Return the number of lines that contain the word "ylabel", and return nothing else.

_Record extracts_.
##############################

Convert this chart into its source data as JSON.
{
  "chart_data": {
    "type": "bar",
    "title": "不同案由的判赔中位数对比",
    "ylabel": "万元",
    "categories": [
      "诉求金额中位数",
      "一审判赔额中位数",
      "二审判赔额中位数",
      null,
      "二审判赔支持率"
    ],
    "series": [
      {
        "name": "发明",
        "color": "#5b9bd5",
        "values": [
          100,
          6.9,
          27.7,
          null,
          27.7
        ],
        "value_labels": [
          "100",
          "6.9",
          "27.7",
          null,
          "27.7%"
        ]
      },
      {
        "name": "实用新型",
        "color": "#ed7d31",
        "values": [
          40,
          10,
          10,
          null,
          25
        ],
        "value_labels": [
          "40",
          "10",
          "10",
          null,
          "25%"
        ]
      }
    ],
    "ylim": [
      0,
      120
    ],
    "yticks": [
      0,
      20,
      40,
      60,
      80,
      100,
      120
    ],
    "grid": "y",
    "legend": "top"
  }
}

##############################

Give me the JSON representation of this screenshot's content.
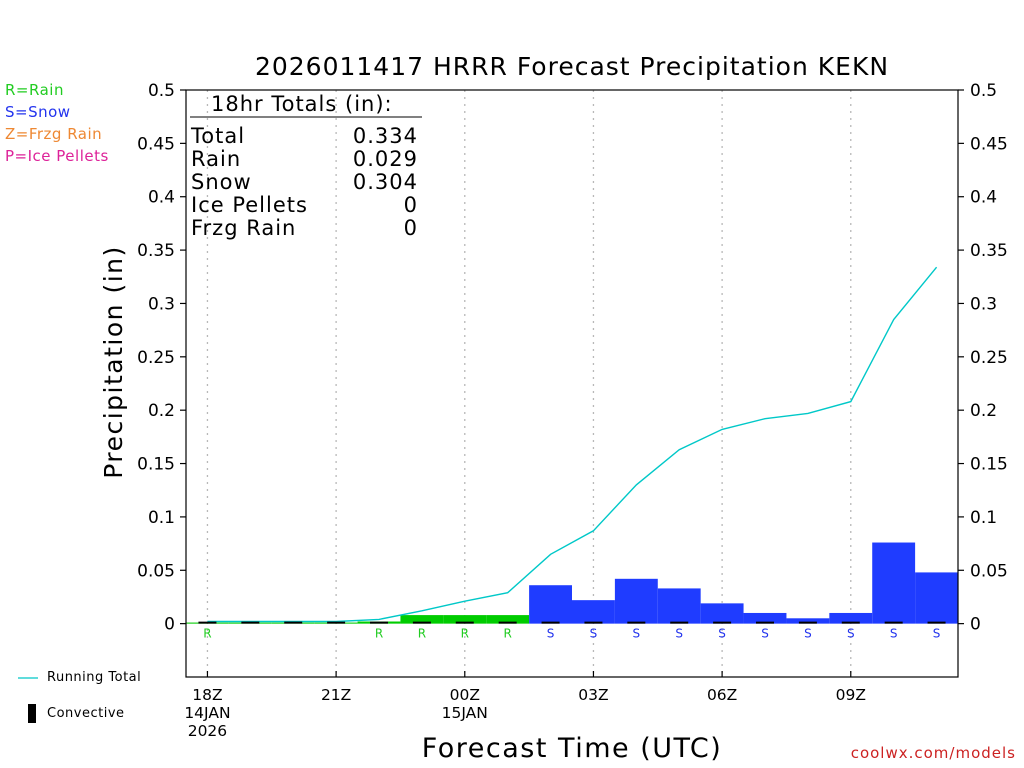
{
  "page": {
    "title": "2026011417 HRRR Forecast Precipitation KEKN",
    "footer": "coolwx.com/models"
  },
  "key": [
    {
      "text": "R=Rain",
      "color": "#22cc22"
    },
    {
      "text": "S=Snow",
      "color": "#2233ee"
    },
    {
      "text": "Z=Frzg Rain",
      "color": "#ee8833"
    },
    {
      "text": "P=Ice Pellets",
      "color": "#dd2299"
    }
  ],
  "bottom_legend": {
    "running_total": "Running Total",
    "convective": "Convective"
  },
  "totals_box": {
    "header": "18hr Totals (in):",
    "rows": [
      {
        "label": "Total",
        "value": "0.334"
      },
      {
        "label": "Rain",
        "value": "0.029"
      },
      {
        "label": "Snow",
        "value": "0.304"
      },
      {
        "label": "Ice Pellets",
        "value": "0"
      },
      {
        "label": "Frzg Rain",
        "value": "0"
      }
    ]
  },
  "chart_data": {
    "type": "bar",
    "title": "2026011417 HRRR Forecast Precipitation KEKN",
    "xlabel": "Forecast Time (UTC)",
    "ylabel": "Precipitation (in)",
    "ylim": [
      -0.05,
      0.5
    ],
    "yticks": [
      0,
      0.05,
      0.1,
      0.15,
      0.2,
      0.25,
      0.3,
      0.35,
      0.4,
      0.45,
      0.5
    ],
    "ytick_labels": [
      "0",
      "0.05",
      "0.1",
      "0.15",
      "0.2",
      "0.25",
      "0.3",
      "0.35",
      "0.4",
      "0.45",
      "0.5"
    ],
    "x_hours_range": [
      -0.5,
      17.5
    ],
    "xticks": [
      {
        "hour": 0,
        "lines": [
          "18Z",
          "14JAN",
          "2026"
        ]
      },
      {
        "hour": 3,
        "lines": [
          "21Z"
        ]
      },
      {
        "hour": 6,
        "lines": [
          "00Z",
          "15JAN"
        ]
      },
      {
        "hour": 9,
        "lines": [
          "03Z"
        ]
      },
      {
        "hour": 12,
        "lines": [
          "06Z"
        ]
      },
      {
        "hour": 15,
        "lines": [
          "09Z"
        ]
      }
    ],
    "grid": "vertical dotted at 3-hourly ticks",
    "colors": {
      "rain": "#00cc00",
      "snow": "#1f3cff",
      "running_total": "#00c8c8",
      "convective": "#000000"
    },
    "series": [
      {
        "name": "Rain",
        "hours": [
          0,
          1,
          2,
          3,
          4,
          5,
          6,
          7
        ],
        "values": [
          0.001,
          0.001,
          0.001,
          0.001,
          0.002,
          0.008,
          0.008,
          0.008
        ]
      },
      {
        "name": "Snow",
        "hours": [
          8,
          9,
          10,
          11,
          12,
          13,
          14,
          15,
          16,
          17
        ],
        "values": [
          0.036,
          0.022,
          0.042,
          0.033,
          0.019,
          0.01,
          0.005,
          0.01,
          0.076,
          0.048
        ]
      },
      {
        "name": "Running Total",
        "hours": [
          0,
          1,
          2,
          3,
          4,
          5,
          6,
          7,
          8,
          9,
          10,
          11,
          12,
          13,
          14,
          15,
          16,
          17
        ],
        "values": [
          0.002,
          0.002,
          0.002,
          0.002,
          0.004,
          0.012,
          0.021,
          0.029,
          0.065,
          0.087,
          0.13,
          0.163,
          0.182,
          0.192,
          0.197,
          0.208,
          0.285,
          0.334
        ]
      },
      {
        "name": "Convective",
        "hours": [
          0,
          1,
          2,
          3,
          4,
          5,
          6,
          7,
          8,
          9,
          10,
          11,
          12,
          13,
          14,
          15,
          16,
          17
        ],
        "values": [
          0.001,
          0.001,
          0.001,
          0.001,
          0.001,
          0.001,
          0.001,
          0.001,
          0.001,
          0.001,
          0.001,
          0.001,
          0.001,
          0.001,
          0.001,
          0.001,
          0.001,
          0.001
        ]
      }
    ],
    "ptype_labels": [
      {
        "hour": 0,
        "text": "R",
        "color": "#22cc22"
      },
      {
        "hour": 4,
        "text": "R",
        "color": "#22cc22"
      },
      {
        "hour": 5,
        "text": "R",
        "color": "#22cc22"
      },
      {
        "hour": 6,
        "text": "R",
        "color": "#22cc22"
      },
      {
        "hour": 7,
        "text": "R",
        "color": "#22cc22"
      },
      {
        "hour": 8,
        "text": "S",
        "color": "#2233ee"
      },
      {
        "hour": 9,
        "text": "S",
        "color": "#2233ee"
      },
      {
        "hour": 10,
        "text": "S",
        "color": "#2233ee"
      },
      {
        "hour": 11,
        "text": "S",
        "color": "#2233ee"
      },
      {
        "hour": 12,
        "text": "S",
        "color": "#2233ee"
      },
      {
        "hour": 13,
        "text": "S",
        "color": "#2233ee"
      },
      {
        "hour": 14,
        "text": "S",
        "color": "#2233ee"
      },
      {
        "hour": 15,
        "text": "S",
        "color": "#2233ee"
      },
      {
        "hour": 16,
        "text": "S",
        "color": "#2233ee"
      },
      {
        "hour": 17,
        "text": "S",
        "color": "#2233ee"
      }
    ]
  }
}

##############################

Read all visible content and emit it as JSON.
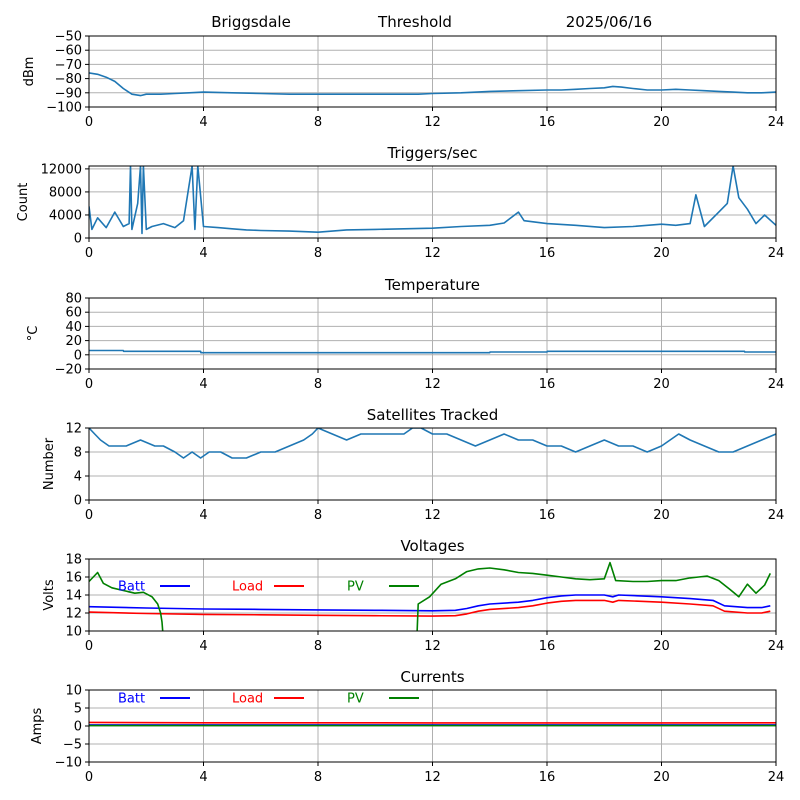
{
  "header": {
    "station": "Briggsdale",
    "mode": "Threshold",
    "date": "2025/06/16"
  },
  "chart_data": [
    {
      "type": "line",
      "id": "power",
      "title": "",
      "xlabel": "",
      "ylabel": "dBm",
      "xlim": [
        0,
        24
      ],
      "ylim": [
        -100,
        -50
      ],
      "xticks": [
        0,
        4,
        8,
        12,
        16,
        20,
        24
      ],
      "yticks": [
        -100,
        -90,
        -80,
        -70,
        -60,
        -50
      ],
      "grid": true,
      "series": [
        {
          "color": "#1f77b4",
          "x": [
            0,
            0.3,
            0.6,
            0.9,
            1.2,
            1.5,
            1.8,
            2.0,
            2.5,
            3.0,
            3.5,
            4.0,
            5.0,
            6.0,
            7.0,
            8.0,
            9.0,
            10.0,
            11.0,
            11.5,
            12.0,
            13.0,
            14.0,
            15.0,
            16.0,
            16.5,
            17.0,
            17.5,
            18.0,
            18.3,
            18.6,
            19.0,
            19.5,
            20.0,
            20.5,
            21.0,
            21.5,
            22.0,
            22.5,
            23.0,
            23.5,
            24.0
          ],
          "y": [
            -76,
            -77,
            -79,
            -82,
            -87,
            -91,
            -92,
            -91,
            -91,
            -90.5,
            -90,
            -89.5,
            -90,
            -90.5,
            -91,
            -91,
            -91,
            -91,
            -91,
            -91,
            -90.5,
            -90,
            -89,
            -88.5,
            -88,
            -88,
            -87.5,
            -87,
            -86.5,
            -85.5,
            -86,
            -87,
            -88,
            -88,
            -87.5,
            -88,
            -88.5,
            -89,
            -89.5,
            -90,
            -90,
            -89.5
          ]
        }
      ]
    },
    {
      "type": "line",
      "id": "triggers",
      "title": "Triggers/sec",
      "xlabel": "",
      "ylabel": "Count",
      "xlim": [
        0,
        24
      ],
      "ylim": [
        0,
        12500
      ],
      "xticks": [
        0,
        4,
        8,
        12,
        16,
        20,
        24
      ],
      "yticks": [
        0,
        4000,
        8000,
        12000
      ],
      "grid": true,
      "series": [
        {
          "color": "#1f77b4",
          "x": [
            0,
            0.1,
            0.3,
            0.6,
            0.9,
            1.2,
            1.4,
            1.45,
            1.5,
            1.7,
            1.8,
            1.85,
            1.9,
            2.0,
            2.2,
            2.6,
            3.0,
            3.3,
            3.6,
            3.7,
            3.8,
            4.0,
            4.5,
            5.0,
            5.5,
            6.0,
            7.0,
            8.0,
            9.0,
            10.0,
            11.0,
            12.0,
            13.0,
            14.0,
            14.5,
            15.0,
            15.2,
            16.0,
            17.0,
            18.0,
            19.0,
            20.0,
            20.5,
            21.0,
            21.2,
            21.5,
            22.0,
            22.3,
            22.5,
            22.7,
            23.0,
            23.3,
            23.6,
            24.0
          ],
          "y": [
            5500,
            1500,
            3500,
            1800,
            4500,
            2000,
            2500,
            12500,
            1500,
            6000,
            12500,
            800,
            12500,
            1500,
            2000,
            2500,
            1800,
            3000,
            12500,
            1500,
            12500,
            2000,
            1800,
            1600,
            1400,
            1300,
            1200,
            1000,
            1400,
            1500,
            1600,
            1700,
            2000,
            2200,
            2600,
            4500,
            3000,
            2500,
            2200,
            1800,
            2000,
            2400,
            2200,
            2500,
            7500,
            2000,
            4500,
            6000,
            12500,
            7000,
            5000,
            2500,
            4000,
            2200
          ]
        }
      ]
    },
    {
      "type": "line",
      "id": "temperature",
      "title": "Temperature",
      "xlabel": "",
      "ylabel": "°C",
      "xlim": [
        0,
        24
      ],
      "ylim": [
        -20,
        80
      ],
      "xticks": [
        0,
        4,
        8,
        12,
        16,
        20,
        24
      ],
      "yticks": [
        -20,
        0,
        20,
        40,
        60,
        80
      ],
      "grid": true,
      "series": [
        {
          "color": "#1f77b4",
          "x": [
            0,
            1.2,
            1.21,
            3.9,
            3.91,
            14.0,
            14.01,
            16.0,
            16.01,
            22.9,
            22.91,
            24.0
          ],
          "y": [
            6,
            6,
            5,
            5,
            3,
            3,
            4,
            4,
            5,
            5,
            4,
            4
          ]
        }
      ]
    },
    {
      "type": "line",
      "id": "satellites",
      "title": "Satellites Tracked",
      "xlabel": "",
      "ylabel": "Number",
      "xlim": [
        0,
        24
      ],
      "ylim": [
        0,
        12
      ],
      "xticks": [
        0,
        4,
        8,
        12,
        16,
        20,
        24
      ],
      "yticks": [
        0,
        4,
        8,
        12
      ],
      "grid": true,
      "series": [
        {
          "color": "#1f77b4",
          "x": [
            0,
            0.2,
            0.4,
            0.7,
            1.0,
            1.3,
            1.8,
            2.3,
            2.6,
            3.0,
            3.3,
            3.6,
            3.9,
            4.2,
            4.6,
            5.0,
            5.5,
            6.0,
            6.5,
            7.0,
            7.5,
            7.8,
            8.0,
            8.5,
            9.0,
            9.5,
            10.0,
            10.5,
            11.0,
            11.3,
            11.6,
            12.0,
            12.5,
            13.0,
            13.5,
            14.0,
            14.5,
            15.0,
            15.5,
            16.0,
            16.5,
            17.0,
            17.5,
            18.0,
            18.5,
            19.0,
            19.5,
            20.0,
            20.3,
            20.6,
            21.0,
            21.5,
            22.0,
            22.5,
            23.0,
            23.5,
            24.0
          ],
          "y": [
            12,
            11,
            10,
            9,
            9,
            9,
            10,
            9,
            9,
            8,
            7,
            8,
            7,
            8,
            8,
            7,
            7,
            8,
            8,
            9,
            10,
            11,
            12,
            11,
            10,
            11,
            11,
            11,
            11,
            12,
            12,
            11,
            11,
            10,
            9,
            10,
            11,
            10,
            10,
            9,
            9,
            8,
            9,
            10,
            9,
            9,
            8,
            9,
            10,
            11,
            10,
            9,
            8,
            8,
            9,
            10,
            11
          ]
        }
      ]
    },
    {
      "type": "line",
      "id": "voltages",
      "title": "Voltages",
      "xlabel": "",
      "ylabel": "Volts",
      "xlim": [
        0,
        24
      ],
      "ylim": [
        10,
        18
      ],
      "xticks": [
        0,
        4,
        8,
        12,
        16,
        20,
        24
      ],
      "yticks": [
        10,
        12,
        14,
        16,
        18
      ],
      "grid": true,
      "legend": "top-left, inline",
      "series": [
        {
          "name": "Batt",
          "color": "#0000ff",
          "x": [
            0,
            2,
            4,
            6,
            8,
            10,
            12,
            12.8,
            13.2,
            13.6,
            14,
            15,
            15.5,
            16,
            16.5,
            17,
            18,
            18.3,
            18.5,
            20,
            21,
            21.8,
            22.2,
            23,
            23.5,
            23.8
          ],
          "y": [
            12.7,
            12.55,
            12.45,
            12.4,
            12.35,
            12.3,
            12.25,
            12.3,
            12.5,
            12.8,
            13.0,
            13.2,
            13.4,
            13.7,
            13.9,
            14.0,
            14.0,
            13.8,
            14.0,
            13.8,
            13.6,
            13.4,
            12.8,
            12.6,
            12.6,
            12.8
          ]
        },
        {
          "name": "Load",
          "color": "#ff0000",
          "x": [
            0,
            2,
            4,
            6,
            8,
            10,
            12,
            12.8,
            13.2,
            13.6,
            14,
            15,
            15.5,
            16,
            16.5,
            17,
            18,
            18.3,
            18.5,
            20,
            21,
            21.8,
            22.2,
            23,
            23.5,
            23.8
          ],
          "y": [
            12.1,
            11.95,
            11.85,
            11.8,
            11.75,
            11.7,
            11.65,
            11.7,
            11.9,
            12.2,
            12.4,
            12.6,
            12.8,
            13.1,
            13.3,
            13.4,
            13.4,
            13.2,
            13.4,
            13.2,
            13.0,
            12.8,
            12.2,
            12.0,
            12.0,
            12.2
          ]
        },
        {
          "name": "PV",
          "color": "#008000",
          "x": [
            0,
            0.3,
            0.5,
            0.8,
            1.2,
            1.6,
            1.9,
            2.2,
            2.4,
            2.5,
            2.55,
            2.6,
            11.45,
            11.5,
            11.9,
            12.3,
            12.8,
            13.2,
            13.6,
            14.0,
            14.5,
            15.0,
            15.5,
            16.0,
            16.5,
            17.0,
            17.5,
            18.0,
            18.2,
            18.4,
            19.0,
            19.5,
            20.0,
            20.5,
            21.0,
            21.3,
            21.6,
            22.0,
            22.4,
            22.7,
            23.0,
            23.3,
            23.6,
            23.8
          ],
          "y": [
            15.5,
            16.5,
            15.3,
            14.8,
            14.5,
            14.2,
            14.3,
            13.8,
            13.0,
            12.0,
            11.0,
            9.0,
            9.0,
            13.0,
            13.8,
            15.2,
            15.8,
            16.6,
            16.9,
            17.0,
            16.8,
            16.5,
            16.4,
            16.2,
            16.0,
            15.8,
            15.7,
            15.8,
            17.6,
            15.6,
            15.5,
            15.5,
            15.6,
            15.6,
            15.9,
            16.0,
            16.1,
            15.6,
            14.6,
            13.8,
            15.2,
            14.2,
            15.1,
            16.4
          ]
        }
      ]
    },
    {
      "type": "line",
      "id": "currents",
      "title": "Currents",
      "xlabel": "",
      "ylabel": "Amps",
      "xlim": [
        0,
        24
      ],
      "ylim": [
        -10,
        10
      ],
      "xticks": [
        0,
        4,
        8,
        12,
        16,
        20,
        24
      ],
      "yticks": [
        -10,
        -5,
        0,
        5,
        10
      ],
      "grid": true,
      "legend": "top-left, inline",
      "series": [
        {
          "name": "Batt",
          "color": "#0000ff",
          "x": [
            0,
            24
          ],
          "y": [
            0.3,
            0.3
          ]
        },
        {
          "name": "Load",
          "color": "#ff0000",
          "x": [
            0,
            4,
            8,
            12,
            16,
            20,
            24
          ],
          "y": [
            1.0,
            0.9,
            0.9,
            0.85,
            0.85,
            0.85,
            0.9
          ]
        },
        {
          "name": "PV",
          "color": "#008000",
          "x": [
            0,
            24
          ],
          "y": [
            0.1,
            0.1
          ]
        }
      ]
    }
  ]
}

##############################

_Task response_. 8